Records for processing
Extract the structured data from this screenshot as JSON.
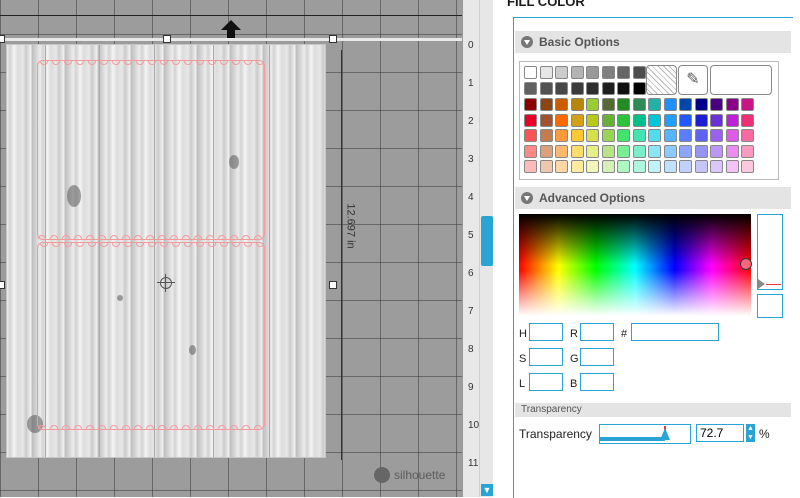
{
  "panel": {
    "title": "FILL COLOR",
    "basic_options": "Basic Options",
    "advanced_options": "Advanced Options",
    "transparency_header": "Transparency",
    "transparency_label": "Transparency",
    "transparency_value": "72.7",
    "transparency_unit": "%",
    "transparency_level": 0.727,
    "fields": {
      "h": "H",
      "s": "S",
      "l": "L",
      "r": "R",
      "g": "G",
      "b": "B",
      "hex": "#"
    }
  },
  "canvas": {
    "dimension_label": "12.697 in",
    "watermark": "silhouette",
    "ruler_numbers": [
      "0",
      "1",
      "2",
      "3",
      "4",
      "5",
      "6",
      "7",
      "8",
      "9",
      "10",
      "11"
    ]
  },
  "swatches": {
    "grays": [
      "#ffffff",
      "#e6e6e6",
      "#cccccc",
      "#b3b3b3",
      "#999999",
      "#808080",
      "#666666",
      "#4d4d4d",
      "#616161",
      "#525252",
      "#474747",
      "#3b3b3b",
      "#2e2e2e",
      "#1f1f1f",
      "#0f0f0f",
      "#000000"
    ],
    "rows": [
      [
        "#8b0000",
        "#8b4513",
        "#cd5c00",
        "#b8860b",
        "#9acd32",
        "#556b2f",
        "#228b22",
        "#2e8b57",
        "#20b2aa",
        "#1e90ff",
        "#0047ab",
        "#00008b",
        "#4b0082",
        "#8b008b",
        "#c71585"
      ],
      [
        "#e8002b",
        "#a0522d",
        "#ff6a00",
        "#d4a017",
        "#b8c91a",
        "#66b032",
        "#2bc43d",
        "#00c08a",
        "#00c6d8",
        "#1fa0ff",
        "#2158ff",
        "#1d1dd4",
        "#6a32d6",
        "#c01fd8",
        "#ea2f77"
      ],
      [
        "#f85656",
        "#c47c4e",
        "#ff9a3c",
        "#ffc933",
        "#d7e04a",
        "#9ad455",
        "#44e36c",
        "#42e5b2",
        "#52dcee",
        "#55b5ff",
        "#5b7dff",
        "#6161f0",
        "#9b60f0",
        "#de5ae6",
        "#f76aa0"
      ],
      [
        "#fb8989",
        "#dba17a",
        "#ffb86b",
        "#ffdd6a",
        "#e6ee86",
        "#b8e486",
        "#79ef95",
        "#7aeec8",
        "#8ae6f4",
        "#8accff",
        "#8ea5ff",
        "#9494f4",
        "#bc96f4",
        "#ea8ced",
        "#fa9ac0"
      ],
      [
        "#fdbcbc",
        "#eec8ad",
        "#ffd6a4",
        "#ffec9e",
        "#f2f6b8",
        "#d5f0b6",
        "#aff7c1",
        "#b0f6df",
        "#bff2f9",
        "#bfe0ff",
        "#c2d0ff",
        "#c5c5fa",
        "#dac6fa",
        "#f4c1f6",
        "#fcc8dd"
      ]
    ]
  },
  "colors": {
    "accent": "#2aa4d4",
    "canvas_bg": "#9c9c9c",
    "cut_line": "#f29a9a"
  }
}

Instructions for the task
Quote every entry exactly, with the pictures omitted.

Exercise response
Extract the structured data from this screenshot as JSON.
{
  "panel": {
    "title": "FILL COLOR",
    "basic_options": "Basic Options",
    "advanced_options": "Advanced Options",
    "transparency_header": "Transparency",
    "transparency_label": "Transparency",
    "transparency_value": "72.7",
    "transparency_unit": "%",
    "transparency_level": 0.727,
    "fields": {
      "h": "H",
      "s": "S",
      "l": "L",
      "r": "R",
      "g": "G",
      "b": "B",
      "hex": "#"
    }
  },
  "canvas": {
    "dimension_label": "12.697 in",
    "watermark": "silhouette",
    "ruler_numbers": [
      "0",
      "1",
      "2",
      "3",
      "4",
      "5",
      "6",
      "7",
      "8",
      "9",
      "10",
      "11"
    ]
  },
  "swatches": {
    "grays": [
      "#ffffff",
      "#e6e6e6",
      "#cccccc",
      "#b3b3b3",
      "#999999",
      "#808080",
      "#666666",
      "#4d4d4d",
      "#616161",
      "#525252",
      "#474747",
      "#3b3b3b",
      "#2e2e2e",
      "#1f1f1f",
      "#0f0f0f",
      "#000000"
    ],
    "rows": [
      [
        "#8b0000",
        "#8b4513",
        "#cd5c00",
        "#b8860b",
        "#9acd32",
        "#556b2f",
        "#228b22",
        "#2e8b57",
        "#20b2aa",
        "#1e90ff",
        "#0047ab",
        "#00008b",
        "#4b0082",
        "#8b008b",
        "#c71585"
      ],
      [
        "#e8002b",
        "#a0522d",
        "#ff6a00",
        "#d4a017",
        "#b8c91a",
        "#66b032",
        "#2bc43d",
        "#00c08a",
        "#00c6d8",
        "#1fa0ff",
        "#2158ff",
        "#1d1dd4",
        "#6a32d6",
        "#c01fd8",
        "#ea2f77"
      ],
      [
        "#f85656",
        "#c47c4e",
        "#ff9a3c",
        "#ffc933",
        "#d7e04a",
        "#9ad455",
        "#44e36c",
        "#42e5b2",
        "#52dcee",
        "#55b5ff",
        "#5b7dff",
        "#6161f0",
        "#9b60f0",
        "#de5ae6",
        "#f76aa0"
      ],
      [
        "#fb8989",
        "#dba17a",
        "#ffb86b",
        "#ffdd6a",
        "#e6ee86",
        "#b8e486",
        "#79ef95",
        "#7aeec8",
        "#8ae6f4",
        "#8accff",
        "#8ea5ff",
        "#9494f4",
        "#bc96f4",
        "#ea8ced",
        "#fa9ac0"
      ],
      [
        "#fdbcbc",
        "#eec8ad",
        "#ffd6a4",
        "#ffec9e",
        "#f2f6b8",
        "#d5f0b6",
        "#aff7c1",
        "#b0f6df",
        "#bff2f9",
        "#bfe0ff",
        "#c2d0ff",
        "#c5c5fa",
        "#dac6fa",
        "#f4c1f6",
        "#fcc8dd"
      ]
    ]
  },
  "colors": {
    "accent": "#2aa4d4",
    "canvas_bg": "#9c9c9c",
    "cut_line": "#f29a9a"
  }
}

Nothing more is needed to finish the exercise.